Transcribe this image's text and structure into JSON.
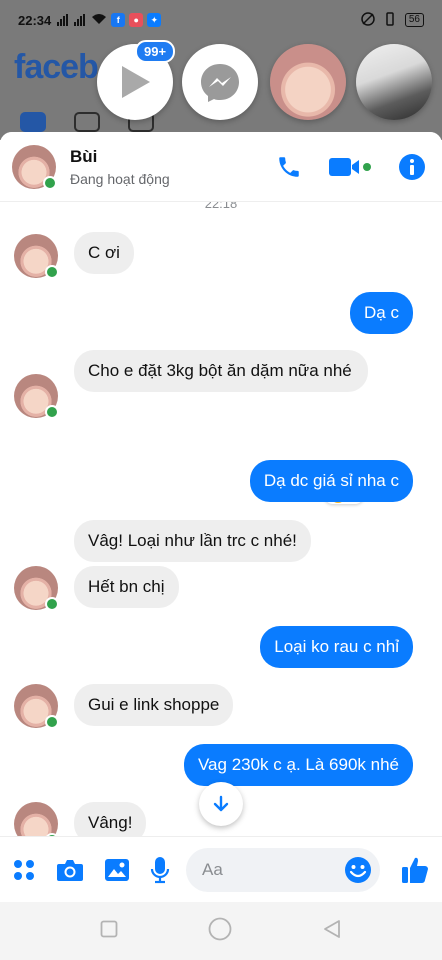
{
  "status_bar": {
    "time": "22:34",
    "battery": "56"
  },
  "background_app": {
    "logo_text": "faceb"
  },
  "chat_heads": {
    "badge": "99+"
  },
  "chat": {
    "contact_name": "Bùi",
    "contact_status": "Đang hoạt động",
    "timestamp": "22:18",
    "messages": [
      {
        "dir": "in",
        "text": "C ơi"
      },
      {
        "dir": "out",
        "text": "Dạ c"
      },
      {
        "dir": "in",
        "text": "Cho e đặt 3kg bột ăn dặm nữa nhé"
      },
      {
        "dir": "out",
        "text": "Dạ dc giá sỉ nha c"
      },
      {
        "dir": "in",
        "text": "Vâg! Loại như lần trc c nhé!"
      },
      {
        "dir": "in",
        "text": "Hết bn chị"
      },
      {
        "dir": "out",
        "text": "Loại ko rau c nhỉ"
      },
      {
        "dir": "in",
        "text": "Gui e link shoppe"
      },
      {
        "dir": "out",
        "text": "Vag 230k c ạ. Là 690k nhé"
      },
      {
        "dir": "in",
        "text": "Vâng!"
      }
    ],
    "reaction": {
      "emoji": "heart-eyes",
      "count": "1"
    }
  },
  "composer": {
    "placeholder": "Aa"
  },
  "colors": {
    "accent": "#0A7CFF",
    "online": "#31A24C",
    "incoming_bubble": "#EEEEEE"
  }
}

...

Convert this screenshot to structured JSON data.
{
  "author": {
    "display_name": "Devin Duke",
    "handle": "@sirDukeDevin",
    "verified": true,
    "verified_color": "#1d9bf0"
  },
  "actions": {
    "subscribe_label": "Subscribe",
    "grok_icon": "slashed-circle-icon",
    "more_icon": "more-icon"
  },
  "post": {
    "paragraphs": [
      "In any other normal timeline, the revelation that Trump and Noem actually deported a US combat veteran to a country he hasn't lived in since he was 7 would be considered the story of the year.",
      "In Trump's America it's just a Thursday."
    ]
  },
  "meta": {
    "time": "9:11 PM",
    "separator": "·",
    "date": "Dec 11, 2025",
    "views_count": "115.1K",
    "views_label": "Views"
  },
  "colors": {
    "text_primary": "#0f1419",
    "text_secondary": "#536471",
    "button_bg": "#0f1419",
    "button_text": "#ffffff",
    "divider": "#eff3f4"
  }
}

» **REQUEST**: Provide only the count of lines in the material above that hold the word "this".

» **REPLY TO THE EXERCISE**: 2